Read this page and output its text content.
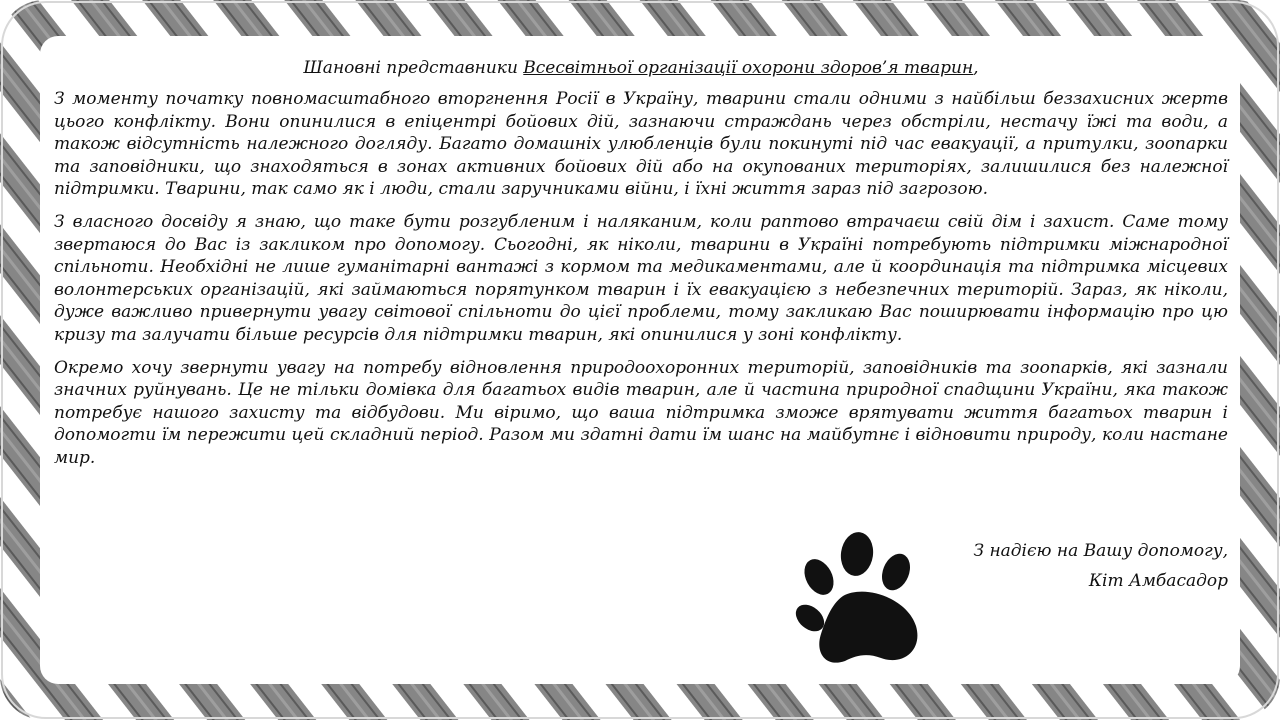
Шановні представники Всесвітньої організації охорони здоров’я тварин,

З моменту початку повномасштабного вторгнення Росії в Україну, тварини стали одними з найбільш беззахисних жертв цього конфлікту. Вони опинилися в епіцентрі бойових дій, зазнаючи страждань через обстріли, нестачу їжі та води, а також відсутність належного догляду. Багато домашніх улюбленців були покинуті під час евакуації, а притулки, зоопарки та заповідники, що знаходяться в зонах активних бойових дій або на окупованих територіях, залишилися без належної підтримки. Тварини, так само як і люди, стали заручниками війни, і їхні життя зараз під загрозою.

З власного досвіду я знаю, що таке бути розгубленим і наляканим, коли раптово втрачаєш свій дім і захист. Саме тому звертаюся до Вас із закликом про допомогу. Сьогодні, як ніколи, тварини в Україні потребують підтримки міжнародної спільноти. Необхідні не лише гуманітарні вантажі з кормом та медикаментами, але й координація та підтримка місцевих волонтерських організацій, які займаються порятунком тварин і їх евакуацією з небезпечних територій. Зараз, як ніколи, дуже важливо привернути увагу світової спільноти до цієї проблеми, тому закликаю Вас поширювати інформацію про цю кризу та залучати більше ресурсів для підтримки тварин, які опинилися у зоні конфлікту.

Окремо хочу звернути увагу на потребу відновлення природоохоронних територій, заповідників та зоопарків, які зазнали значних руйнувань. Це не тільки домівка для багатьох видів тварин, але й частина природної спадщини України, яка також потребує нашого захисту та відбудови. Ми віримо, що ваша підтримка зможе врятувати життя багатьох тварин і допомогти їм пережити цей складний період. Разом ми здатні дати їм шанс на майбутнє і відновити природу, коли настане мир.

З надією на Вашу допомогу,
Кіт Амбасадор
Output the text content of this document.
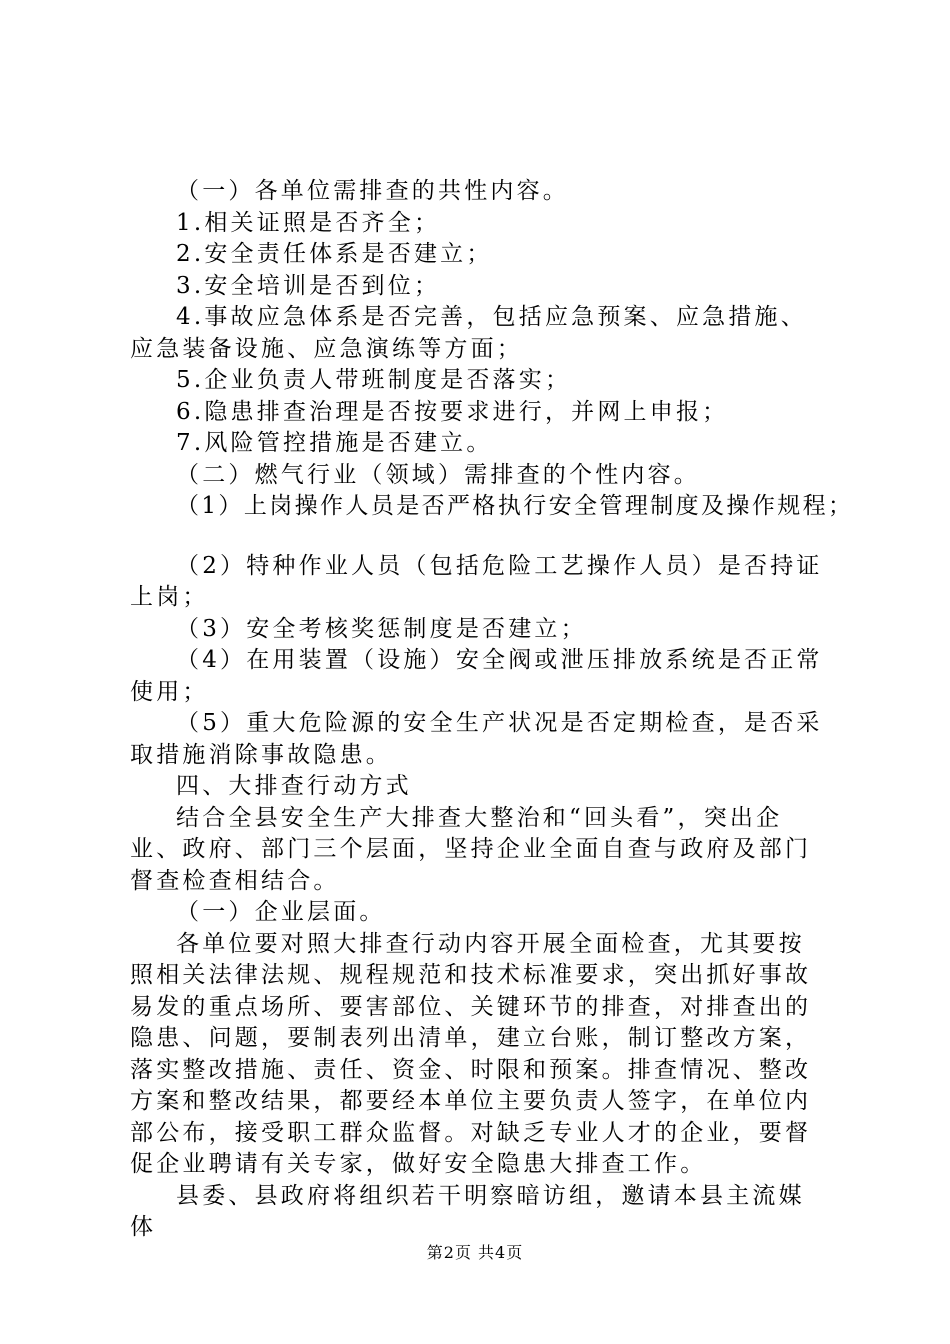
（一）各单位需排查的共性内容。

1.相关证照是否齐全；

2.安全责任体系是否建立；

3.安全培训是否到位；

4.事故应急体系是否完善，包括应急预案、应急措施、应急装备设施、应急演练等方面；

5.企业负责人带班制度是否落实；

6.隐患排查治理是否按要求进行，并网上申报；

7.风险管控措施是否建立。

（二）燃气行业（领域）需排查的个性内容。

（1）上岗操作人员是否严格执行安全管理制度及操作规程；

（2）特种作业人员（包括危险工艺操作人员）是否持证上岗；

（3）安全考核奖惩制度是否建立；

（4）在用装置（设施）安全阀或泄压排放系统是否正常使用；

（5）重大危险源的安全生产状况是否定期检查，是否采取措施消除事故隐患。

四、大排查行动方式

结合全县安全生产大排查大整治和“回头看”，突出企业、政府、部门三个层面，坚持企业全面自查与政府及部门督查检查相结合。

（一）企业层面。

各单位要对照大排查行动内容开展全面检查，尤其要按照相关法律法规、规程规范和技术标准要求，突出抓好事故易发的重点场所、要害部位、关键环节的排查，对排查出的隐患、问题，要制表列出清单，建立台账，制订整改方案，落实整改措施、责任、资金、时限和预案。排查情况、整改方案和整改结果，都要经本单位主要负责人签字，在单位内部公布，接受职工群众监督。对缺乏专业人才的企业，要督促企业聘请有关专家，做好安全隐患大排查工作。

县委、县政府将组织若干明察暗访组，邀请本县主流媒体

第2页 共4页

Direction -> In the data above, tally the lines holding "text" and answer with the figure only.

Answer to the problem -> 2